Input:
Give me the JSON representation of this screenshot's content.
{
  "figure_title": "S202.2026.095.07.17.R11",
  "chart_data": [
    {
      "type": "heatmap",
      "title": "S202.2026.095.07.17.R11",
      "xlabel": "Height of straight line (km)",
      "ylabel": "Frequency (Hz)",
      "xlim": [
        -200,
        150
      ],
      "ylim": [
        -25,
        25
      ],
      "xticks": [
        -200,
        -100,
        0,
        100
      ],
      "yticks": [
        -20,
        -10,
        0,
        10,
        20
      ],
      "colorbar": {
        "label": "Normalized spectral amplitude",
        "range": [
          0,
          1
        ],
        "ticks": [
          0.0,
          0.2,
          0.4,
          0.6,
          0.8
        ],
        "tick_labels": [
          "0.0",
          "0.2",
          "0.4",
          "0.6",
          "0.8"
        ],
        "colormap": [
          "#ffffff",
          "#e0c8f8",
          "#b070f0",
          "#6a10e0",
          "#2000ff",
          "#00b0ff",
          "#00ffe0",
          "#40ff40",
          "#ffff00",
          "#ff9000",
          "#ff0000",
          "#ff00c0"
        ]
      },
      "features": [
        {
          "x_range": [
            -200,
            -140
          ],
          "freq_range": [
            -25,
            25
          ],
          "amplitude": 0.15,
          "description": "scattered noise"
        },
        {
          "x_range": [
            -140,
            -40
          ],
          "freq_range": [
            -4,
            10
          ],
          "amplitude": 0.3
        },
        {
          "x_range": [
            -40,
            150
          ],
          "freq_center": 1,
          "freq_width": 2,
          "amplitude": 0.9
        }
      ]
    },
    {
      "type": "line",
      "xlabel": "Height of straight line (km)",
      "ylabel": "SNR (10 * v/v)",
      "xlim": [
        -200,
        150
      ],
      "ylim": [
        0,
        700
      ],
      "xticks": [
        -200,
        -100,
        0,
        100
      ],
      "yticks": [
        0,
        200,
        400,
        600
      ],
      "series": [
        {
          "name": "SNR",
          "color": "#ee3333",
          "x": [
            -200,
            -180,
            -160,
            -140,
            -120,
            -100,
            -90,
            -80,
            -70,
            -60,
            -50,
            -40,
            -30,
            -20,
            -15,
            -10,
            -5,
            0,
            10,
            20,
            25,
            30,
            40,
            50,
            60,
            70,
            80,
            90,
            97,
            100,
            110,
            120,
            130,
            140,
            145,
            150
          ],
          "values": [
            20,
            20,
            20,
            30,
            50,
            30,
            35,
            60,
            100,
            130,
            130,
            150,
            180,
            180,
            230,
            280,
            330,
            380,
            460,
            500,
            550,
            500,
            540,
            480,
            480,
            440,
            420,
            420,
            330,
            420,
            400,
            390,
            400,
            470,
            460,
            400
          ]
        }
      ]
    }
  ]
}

Stated exercise: Each record must be repeated exactly as it is.

Result for this task:
Give me the JSON representation of this screenshot's content.
{
  "figure_title": "S202.2026.095.07.17.R11",
  "chart_data": [
    {
      "type": "heatmap",
      "title": "S202.2026.095.07.17.R11",
      "xlabel": "Height of straight line (km)",
      "ylabel": "Frequency (Hz)",
      "xlim": [
        -200,
        150
      ],
      "ylim": [
        -25,
        25
      ],
      "xticks": [
        -200,
        -100,
        0,
        100
      ],
      "yticks": [
        -20,
        -10,
        0,
        10,
        20
      ],
      "colorbar": {
        "label": "Normalized spectral amplitude",
        "range": [
          0,
          1
        ],
        "ticks": [
          0.0,
          0.2,
          0.4,
          0.6,
          0.8
        ],
        "tick_labels": [
          "0.0",
          "0.2",
          "0.4",
          "0.6",
          "0.8"
        ],
        "colormap": [
          "#ffffff",
          "#e0c8f8",
          "#b070f0",
          "#6a10e0",
          "#2000ff",
          "#00b0ff",
          "#00ffe0",
          "#40ff40",
          "#ffff00",
          "#ff9000",
          "#ff0000",
          "#ff00c0"
        ]
      },
      "features": [
        {
          "x_range": [
            -200,
            -140
          ],
          "freq_range": [
            -25,
            25
          ],
          "amplitude": 0.15,
          "description": "scattered noise"
        },
        {
          "x_range": [
            -140,
            -40
          ],
          "freq_range": [
            -4,
            10
          ],
          "amplitude": 0.3
        },
        {
          "x_range": [
            -40,
            150
          ],
          "freq_center": 1,
          "freq_width": 2,
          "amplitude": 0.9
        }
      ]
    },
    {
      "type": "line",
      "xlabel": "Height of straight line (km)",
      "ylabel": "SNR (10 * v/v)",
      "xlim": [
        -200,
        150
      ],
      "ylim": [
        0,
        700
      ],
      "xticks": [
        -200,
        -100,
        0,
        100
      ],
      "yticks": [
        0,
        200,
        400,
        600
      ],
      "series": [
        {
          "name": "SNR",
          "color": "#ee3333",
          "x": [
            -200,
            -180,
            -160,
            -140,
            -120,
            -100,
            -90,
            -80,
            -70,
            -60,
            -50,
            -40,
            -30,
            -20,
            -15,
            -10,
            -5,
            0,
            10,
            20,
            25,
            30,
            40,
            50,
            60,
            70,
            80,
            90,
            97,
            100,
            110,
            120,
            130,
            140,
            145,
            150
          ],
          "values": [
            20,
            20,
            20,
            30,
            50,
            30,
            35,
            60,
            100,
            130,
            130,
            150,
            180,
            180,
            230,
            280,
            330,
            380,
            460,
            500,
            550,
            500,
            540,
            480,
            480,
            440,
            420,
            420,
            330,
            420,
            400,
            390,
            400,
            470,
            460,
            400
          ]
        }
      ]
    }
  ]
}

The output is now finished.